» **TASK DIRECTIONS**
Only the lines that include "bounding" should be copied from the data below.

BEGIN TASK MATERIAL

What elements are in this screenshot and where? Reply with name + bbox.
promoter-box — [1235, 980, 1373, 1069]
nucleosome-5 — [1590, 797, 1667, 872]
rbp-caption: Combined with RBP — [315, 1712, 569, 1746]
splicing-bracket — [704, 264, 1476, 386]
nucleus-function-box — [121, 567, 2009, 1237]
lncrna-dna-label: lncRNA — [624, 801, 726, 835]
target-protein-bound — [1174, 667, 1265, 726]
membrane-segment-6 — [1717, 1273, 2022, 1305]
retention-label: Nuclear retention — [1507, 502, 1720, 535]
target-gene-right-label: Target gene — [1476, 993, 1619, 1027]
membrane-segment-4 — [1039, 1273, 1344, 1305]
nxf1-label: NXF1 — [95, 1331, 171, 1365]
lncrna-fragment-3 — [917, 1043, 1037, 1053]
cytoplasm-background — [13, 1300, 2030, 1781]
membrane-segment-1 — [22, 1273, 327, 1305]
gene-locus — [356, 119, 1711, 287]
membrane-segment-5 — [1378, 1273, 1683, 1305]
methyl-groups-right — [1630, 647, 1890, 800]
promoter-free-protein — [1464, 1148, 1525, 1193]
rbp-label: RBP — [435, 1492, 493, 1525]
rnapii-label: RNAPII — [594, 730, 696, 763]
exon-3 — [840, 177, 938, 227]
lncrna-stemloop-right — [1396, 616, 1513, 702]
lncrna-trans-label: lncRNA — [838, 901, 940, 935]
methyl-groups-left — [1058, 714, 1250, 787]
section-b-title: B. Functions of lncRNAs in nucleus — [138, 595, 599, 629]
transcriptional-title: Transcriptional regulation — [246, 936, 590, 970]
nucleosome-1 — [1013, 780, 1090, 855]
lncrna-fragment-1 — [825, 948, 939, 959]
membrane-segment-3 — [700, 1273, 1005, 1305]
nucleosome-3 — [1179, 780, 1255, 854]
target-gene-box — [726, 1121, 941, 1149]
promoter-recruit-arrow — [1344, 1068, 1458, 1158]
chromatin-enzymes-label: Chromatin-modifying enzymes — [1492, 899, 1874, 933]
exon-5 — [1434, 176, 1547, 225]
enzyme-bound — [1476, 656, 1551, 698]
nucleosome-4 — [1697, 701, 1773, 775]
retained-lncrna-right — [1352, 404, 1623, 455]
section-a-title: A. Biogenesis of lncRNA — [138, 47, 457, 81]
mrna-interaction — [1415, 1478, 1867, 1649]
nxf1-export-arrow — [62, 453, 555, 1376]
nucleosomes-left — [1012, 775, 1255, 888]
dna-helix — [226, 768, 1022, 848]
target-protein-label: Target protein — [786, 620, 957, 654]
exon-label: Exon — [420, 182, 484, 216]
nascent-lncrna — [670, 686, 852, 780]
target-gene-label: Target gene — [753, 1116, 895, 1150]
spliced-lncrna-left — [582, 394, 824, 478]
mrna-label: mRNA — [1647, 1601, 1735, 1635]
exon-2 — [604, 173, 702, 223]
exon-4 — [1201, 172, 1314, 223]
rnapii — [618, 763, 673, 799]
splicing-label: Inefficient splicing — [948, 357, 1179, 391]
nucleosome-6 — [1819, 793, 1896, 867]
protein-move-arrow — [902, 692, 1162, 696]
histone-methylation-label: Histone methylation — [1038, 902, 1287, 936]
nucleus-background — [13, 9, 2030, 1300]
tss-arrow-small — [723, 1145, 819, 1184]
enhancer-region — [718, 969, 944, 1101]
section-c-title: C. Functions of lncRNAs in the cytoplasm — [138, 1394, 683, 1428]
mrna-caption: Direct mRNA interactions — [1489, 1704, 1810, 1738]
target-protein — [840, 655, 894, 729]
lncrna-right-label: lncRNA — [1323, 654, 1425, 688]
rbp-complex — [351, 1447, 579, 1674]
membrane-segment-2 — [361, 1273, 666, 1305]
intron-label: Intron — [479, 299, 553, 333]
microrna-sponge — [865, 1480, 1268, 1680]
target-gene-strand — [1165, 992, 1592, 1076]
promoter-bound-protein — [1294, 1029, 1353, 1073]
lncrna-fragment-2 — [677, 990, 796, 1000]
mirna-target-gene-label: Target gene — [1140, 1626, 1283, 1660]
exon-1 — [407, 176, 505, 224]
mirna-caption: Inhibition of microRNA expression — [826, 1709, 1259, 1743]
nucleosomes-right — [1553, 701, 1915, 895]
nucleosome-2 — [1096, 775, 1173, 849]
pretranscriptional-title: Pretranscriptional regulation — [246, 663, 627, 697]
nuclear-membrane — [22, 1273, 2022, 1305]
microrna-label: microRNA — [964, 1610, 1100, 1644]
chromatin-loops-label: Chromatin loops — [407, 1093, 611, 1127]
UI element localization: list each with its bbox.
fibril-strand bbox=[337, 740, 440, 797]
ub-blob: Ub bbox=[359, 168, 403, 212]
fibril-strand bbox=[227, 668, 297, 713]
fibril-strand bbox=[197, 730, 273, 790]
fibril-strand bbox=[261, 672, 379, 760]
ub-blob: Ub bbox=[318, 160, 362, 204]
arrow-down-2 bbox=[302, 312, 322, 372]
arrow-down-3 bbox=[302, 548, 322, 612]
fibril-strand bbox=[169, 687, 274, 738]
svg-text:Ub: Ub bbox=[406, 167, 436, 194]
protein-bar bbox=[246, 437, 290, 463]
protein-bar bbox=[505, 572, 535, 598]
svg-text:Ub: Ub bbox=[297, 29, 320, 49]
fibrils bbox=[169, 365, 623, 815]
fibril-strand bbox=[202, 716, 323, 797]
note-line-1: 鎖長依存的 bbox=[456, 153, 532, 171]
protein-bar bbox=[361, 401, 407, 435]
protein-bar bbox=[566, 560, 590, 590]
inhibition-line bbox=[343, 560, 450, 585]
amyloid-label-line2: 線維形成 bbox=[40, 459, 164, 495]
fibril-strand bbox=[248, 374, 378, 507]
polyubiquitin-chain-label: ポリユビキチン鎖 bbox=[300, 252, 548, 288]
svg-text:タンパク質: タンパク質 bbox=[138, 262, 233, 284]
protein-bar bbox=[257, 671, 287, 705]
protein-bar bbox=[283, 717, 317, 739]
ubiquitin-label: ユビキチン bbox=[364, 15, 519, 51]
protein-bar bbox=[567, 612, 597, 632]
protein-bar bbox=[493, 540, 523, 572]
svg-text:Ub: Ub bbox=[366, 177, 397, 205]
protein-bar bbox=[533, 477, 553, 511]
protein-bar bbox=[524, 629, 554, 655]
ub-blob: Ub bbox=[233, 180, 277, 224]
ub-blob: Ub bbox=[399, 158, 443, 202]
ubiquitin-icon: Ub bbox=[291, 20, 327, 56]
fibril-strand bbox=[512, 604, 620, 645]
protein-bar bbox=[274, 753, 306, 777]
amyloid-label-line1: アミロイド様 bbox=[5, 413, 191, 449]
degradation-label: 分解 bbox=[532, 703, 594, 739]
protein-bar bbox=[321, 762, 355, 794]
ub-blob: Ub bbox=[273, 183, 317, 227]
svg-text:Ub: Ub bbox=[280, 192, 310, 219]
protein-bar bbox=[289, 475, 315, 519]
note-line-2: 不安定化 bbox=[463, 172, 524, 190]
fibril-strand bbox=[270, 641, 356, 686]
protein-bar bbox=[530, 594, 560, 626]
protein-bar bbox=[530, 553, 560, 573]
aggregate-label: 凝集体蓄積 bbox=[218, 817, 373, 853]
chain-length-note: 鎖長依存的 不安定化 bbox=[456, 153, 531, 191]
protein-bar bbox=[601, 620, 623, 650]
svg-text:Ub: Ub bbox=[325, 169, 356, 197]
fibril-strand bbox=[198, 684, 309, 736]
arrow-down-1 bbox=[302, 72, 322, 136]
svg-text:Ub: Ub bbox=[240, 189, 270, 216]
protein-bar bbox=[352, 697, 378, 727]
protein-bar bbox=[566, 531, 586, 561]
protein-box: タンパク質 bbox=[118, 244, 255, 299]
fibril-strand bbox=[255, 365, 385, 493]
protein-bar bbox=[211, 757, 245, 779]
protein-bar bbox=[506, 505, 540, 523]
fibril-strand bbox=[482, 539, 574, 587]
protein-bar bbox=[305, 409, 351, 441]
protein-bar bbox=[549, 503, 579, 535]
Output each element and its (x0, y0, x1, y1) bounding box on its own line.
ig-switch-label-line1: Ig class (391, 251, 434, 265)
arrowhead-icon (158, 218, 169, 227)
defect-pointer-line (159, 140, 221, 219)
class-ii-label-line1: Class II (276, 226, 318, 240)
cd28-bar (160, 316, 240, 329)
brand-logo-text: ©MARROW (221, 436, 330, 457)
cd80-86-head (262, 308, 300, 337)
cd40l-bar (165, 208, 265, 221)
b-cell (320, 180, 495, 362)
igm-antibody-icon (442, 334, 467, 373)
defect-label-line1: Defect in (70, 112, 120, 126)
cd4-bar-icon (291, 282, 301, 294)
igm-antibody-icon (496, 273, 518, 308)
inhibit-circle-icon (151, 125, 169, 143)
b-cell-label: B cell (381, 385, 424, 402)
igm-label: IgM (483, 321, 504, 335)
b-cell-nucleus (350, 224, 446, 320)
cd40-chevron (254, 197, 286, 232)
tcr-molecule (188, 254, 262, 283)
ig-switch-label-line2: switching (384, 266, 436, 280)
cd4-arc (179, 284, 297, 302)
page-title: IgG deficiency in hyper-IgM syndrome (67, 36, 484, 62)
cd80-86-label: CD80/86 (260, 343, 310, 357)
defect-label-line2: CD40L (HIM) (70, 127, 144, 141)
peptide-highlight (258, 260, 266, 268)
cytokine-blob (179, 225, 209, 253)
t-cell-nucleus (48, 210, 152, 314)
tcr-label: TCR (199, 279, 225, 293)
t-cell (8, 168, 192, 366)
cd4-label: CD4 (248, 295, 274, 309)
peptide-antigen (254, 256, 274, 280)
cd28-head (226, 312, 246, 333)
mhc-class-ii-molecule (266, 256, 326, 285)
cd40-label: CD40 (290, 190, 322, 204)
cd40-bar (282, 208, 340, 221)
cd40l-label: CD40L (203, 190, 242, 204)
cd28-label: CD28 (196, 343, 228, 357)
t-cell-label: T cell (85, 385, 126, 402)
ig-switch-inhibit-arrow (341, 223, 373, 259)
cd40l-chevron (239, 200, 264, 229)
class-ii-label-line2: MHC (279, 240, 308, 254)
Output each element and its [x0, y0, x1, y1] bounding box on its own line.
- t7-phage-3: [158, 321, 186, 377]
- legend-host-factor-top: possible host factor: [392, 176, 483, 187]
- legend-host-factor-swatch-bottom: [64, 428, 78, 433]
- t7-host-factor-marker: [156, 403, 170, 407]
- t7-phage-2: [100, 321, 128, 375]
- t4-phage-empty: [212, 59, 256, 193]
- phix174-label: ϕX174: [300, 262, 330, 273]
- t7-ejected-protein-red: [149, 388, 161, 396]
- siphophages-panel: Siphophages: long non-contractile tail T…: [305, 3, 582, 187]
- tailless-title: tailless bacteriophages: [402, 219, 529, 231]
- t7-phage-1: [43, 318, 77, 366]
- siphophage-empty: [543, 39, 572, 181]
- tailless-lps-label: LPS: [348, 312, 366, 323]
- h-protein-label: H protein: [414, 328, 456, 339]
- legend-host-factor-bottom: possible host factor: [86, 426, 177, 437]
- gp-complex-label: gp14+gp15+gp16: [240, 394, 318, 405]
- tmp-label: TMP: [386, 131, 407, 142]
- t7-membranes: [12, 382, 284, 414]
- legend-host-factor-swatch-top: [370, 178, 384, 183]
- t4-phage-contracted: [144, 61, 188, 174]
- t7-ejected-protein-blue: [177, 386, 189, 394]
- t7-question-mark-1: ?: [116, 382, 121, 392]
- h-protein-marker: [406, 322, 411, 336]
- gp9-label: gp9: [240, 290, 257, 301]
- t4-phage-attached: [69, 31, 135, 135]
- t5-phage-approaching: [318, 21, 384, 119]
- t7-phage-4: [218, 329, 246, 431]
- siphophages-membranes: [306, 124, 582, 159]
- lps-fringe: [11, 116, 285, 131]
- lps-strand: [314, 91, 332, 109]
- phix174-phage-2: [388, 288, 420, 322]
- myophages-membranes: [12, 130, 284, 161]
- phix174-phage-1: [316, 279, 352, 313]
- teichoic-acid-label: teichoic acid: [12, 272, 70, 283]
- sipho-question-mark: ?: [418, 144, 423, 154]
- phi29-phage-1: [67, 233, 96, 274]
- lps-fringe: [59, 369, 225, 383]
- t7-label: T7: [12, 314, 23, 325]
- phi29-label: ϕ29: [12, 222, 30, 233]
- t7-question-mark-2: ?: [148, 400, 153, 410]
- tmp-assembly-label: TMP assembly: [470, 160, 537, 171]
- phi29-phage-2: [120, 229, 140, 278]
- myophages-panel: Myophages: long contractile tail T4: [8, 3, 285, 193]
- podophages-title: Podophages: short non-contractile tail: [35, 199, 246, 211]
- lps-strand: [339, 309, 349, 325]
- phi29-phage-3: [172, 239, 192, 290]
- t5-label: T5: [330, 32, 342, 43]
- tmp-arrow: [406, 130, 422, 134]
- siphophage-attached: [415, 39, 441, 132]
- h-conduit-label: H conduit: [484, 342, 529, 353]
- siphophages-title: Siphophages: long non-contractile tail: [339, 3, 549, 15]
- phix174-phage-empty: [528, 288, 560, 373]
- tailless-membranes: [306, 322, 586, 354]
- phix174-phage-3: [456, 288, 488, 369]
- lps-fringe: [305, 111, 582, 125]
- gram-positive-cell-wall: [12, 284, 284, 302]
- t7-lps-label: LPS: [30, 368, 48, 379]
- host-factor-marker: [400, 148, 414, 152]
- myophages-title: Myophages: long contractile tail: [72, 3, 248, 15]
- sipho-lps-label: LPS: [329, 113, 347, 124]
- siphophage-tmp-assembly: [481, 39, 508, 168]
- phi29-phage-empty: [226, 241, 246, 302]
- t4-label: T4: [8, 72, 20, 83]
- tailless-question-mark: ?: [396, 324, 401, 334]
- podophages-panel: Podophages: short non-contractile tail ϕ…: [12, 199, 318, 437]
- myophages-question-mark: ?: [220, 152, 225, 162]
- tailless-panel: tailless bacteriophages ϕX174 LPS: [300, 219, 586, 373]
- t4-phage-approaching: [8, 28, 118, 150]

END TASK MATERIAL

» **ANSWER FOR THIS EXERCISE**
Output each element and its (x0, y0, x1, y1) bounding box on its own line.
Output each element and its [x0, y0, x1, y1] bounding box on its own line.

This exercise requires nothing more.